## Challenge
Swap every "data-point" in the rows below for "marker", and reproduce the rows with no other change.

## Records for this task

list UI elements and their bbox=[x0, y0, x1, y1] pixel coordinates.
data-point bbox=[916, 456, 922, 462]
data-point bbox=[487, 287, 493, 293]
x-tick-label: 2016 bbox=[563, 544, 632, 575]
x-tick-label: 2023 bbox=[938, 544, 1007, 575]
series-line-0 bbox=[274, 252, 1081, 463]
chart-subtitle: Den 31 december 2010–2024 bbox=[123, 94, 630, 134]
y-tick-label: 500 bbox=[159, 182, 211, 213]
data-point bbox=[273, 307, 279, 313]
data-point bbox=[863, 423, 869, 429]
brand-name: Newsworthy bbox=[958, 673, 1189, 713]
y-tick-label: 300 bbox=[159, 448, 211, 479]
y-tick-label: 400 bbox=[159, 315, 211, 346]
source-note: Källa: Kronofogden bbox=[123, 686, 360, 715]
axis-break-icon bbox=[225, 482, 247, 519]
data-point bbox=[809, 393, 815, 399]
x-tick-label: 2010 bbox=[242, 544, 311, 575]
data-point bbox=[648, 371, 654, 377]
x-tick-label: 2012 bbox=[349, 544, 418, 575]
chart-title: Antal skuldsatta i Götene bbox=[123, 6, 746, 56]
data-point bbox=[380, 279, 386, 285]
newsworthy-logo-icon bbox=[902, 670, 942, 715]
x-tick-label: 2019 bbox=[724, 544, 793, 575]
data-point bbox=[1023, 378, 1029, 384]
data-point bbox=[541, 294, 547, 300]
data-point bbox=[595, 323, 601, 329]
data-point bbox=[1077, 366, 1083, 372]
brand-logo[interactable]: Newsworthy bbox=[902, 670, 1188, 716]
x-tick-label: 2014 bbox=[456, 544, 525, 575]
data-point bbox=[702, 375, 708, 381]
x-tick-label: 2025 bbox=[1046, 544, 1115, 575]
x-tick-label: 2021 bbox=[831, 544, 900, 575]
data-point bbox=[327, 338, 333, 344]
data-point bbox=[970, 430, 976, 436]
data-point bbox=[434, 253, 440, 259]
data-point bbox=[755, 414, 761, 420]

## Output for this exercise
list UI elements and their bbox=[x0, y0, x1, y1] pixel coordinates.
marker bbox=[916, 456, 922, 462]
marker bbox=[487, 287, 493, 293]
x-tick-label: 2016 bbox=[563, 544, 632, 575]
x-tick-label: 2023 bbox=[938, 544, 1007, 575]
series-line-0 bbox=[274, 252, 1081, 463]
chart-subtitle: Den 31 december 2010–2024 bbox=[123, 94, 630, 134]
y-tick-label: 500 bbox=[159, 182, 211, 213]
marker bbox=[273, 307, 279, 313]
marker bbox=[863, 423, 869, 429]
brand-name: Newsworthy bbox=[958, 673, 1189, 713]
y-tick-label: 300 bbox=[159, 448, 211, 479]
y-tick-label: 400 bbox=[159, 315, 211, 346]
source-note: Källa: Kronofogden bbox=[123, 686, 360, 715]
axis-break-icon bbox=[225, 482, 247, 519]
marker bbox=[809, 393, 815, 399]
x-tick-label: 2010 bbox=[242, 544, 311, 575]
marker bbox=[648, 371, 654, 377]
x-tick-label: 2012 bbox=[349, 544, 418, 575]
chart-title: Antal skuldsatta i Götene bbox=[123, 6, 746, 56]
marker bbox=[380, 279, 386, 285]
newsworthy-logo-icon bbox=[902, 670, 942, 715]
x-tick-label: 2019 bbox=[724, 544, 793, 575]
marker bbox=[1023, 378, 1029, 384]
marker bbox=[541, 294, 547, 300]
marker bbox=[595, 323, 601, 329]
marker bbox=[1077, 366, 1083, 372]
brand-logo[interactable]: Newsworthy bbox=[902, 670, 1188, 716]
x-tick-label: 2014 bbox=[456, 544, 525, 575]
marker bbox=[702, 375, 708, 381]
x-tick-label: 2025 bbox=[1046, 544, 1115, 575]
x-tick-label: 2021 bbox=[831, 544, 900, 575]
marker bbox=[327, 338, 333, 344]
marker bbox=[970, 430, 976, 436]
marker bbox=[434, 253, 440, 259]
marker bbox=[755, 414, 761, 420]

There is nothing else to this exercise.